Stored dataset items
========

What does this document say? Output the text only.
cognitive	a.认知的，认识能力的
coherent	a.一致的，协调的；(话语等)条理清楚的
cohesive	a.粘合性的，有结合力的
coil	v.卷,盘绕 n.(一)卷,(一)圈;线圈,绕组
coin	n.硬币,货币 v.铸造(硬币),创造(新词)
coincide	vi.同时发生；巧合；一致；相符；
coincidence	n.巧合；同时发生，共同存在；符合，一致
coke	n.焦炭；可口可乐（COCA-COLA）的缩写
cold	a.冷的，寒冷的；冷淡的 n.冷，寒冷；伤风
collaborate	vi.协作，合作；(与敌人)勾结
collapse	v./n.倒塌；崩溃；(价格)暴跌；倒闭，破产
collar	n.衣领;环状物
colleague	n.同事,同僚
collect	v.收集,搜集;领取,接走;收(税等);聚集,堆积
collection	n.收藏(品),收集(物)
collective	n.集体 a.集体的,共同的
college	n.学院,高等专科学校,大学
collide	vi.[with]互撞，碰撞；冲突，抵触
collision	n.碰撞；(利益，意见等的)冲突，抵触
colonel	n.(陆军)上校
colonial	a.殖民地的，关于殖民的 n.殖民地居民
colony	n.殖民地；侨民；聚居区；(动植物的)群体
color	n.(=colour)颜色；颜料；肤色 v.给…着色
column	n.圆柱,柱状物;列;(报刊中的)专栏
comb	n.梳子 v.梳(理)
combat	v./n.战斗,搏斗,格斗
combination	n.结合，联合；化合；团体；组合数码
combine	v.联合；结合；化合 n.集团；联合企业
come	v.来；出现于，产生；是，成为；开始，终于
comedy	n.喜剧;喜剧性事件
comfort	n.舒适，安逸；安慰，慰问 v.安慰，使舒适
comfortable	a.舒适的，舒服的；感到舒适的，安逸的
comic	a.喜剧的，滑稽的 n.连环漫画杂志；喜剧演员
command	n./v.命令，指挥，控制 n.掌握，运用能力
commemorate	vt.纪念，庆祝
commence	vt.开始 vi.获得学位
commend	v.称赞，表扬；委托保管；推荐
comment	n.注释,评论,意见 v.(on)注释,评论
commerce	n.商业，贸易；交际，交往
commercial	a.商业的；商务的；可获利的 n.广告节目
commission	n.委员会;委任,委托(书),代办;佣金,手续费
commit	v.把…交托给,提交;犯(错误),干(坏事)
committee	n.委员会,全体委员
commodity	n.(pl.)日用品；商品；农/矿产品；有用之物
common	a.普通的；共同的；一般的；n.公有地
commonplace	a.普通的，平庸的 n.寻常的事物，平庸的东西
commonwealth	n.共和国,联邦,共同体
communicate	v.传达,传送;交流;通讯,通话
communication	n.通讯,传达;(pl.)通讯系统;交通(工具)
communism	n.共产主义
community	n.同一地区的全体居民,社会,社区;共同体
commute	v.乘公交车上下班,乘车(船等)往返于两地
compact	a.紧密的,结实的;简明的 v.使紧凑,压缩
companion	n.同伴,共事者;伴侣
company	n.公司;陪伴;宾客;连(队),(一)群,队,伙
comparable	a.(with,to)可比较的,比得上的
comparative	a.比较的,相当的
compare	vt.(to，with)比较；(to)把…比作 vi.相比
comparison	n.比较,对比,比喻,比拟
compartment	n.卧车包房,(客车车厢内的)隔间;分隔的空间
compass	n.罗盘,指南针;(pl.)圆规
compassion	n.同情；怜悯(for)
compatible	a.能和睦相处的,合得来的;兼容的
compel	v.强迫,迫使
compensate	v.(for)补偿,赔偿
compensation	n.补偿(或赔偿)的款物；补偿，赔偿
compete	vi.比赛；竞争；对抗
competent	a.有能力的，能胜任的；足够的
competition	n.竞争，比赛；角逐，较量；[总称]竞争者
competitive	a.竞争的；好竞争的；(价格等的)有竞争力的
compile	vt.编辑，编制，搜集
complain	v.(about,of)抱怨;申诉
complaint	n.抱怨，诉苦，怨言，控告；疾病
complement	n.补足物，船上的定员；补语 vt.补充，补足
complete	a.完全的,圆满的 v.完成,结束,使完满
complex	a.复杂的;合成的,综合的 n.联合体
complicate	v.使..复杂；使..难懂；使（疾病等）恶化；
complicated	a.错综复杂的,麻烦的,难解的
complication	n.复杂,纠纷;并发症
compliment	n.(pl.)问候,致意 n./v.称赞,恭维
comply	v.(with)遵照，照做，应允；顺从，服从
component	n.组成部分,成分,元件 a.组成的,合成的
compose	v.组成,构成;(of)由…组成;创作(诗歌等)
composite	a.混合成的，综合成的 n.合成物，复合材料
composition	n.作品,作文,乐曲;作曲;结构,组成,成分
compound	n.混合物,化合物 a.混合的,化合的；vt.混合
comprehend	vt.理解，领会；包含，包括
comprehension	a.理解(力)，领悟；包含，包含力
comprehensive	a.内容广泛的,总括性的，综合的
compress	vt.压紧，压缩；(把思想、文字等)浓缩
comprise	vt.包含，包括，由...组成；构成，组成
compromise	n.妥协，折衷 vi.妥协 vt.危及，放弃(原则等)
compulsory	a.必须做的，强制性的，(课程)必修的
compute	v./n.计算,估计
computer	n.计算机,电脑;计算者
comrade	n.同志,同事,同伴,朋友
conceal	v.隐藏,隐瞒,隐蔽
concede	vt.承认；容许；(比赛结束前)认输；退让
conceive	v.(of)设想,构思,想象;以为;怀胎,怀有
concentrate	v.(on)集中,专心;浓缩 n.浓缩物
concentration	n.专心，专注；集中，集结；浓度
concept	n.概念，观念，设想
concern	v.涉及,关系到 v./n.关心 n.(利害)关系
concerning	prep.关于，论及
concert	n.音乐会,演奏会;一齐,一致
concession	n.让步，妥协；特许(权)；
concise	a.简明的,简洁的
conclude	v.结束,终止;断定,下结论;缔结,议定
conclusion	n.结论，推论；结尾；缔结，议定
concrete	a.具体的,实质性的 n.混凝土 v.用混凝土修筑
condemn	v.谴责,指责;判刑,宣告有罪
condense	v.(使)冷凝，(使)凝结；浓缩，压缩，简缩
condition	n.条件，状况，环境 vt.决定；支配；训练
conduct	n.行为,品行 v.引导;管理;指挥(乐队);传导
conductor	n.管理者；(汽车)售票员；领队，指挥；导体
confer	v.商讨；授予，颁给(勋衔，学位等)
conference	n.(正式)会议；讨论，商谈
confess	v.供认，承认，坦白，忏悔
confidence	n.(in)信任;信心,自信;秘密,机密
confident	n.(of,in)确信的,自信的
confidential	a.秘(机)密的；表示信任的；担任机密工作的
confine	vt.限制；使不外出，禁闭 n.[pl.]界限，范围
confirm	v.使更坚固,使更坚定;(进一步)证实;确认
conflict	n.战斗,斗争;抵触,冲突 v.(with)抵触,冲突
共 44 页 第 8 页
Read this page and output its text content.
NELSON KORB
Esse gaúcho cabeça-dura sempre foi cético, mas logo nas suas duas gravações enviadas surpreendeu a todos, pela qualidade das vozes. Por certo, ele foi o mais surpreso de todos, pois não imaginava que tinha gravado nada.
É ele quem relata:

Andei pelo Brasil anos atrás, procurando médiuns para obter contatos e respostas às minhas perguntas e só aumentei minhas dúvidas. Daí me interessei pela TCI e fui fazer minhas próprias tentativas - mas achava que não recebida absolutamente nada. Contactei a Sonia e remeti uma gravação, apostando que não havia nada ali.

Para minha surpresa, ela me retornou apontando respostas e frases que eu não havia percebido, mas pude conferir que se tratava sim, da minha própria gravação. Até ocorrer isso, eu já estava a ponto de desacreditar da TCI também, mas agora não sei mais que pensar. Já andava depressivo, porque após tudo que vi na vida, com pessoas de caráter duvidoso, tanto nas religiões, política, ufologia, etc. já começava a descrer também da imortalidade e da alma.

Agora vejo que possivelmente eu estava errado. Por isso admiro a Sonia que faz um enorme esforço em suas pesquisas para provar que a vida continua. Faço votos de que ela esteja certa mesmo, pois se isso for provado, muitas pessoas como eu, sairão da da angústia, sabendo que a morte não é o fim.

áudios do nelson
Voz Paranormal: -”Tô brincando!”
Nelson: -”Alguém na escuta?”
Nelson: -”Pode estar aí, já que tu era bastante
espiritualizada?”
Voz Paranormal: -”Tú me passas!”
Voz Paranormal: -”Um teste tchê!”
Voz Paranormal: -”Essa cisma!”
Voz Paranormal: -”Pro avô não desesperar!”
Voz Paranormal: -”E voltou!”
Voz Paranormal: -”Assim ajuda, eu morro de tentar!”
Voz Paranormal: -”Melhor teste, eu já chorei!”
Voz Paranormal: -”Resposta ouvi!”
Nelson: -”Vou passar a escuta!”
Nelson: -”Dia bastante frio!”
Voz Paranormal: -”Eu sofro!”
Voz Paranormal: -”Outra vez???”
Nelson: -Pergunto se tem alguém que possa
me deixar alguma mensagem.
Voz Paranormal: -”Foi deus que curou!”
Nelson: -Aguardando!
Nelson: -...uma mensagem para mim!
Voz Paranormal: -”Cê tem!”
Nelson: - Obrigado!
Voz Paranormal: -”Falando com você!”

========

## Exercise aim
Tally up the lines in the records that contain the word "bastante" and give only the total.

## Response to this exercise
2